[begin SUPPLIED PASSAGE]

Shannon has made a specialty of men coming undone. His lead performance in 2006’s Bug – the William Friedkin-directed film of the Tracy Letts stage play in which Shannon had also starred – established him before a growing audience as a screen actor capable of expressing rare shadings of disquiet. Bug in fact continued a project that had been underway since 1993, when Shannon – then barely 19 years old – first appeared in Letts’s trailer- park-gothic play Killer Joe, which opened in Evanston, Illinois and eventually took Shannon through the Edinburgh Festival to the West End’s Vaudeville Theatre.

“The formative experiences of my career really have been working on material written by [Tracy Letts],” says Shannon. “I guess my persona started crystallising during my work with Tracy, because before that I was really just kind of doing a hodgepodge of whatever could come my way. I started out in Chicago in very small theatres. It wasn’t until I started working with Tracy that I got a little more focused.”

Bug

Bug

Come 1997, Shannon’s focus was extending to starving himself to star in a production of Georg Büchner’s Woyzeck at London’s Gate Theatre – directed, at the actor’s behest, by the doomed Sarah Kane. Büchner’s play-fragment had famously been filmed in 1979, starring Klaus Kinski and directed by Werner Herzog, who in turn would direct Shannon in 2009’s My Son, My Son, What Have Ye Done. None of this is coincidental. Like Kinski, Shannon is an actor who doesn’t let you see the gears turning – who doesn’t betray the process of decision-making in his fervid performances. When I point out certain mannerisms that recur in Shannon’s work, he discusses his ‘process’.

“You know, it’s something that’s really just impulse,” he insists. “I’ve thought maybe on certain occasions that it was something I should have more control over, but a lot of it is really just a matter of me not thinking too hard about what I’m trying to do as an actor and really just trying to get to the actual experience the person’s having. However my face looks or my voice sounds is a bonus if it’s good – but it’s not really in the forefront of my mind. I’m just really trying to have whatever experience that person’s having.”

Shannon’s pedigree, very much in the experimental theatre, is not generally a fast track to international recognition. But in 2006, the same year he directed Ionesco’s Hunger and Thirst in Chicago (“I knew if I didn’t direct it, then nobody else would, ’cause it was such a strange little play”), the film of Bug made an impact in Directors’ Fortnight at Cannes. (Its director, William Friedkin, seems to have returned to his early role as a bridge-builder between stage and screen: just as he filmed Pinter’s The Birthday Party in 1968 and Off-Broadway sensation The Boys in the Band in 1970, he recently completed a film of Letts’s Killer Joe with Emile Hirsch in the role originated on stage by Shannon.)

In Bug, Shannon’s character is harried by the idea that he has been stitched up with intrusive implants during US government tests. This delusion is strangely believable, as Shannon’s face is a minefield of tics; there is a squirming thing in him, and you can almost see something burrowing just underneath his skin, trying to break out. The imbalance of Shannon’s face is intrinsically suspenseful: is one eye slightly larger than the other? Whatever the case, Shannon’s off-centre close-ups are fraught with anxious anticipation; even in repose, his face has the quality of an object poised on a ledge, ready to tilt and drop at any second.

[end SUPPLIED PASSAGE]
[begin MATERIAL SUPPLIED]

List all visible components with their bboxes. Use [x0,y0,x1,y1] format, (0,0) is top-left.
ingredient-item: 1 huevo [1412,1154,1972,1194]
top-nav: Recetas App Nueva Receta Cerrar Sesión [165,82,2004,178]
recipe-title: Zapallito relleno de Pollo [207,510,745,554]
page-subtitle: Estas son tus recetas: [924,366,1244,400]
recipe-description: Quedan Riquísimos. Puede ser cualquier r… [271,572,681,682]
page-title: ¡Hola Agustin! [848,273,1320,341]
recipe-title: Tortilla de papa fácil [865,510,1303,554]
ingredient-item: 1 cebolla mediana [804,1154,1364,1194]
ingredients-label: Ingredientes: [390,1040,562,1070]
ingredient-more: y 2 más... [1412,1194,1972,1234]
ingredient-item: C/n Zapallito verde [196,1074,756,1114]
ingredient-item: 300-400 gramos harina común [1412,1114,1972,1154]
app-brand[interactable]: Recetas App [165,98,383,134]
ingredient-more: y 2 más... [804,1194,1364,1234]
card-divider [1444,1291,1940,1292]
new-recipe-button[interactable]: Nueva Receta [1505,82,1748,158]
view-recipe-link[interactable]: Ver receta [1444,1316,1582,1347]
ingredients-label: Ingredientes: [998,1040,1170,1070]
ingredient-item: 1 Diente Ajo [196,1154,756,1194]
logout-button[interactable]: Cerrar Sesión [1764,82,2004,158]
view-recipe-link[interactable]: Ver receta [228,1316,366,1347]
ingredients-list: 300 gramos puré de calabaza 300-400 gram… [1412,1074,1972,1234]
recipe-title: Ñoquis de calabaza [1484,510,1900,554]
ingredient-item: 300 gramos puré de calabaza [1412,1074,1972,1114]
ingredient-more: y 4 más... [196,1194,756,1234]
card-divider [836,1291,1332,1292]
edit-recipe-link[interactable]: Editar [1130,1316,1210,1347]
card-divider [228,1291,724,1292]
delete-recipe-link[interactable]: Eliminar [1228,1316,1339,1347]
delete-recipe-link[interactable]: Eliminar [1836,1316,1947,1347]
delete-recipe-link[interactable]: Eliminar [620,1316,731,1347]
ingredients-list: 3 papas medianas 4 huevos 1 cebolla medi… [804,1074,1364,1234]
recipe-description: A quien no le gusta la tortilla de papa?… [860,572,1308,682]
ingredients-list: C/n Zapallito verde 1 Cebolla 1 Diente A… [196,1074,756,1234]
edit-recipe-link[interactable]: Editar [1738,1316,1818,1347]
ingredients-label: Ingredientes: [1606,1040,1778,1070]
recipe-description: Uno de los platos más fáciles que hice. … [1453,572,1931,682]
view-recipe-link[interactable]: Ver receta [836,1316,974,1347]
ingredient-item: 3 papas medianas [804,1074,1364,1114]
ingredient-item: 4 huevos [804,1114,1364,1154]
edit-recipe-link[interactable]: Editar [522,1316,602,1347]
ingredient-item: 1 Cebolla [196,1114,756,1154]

[end MATERIAL SUPPLIED]

TASK DETAILS: Extract from the profile of Shannon the passage starting at "Shannon has made" and ending at "End’s Vaudeville Theatre.", word for word.

SOLUTION TO THE EXERCISE:
Shannon has made a specialty of men coming undone. His lead performance in 2006’s Bug – the William Friedkin-directed film of the Tracy Letts stage play in which Shannon had also starred – established him before a growing audience as a screen actor capable of expressing rare shadings of disquiet. Bug in fact continued a project that had been underway since 1993, when Shannon – then barely 19 years old – first appeared in Letts’s trailer- park-gothic play Killer Joe, which opened in Evanston, Illinois and eventually took Shannon through the Edinburgh Festival to the West End’s Vaudeville Theatre.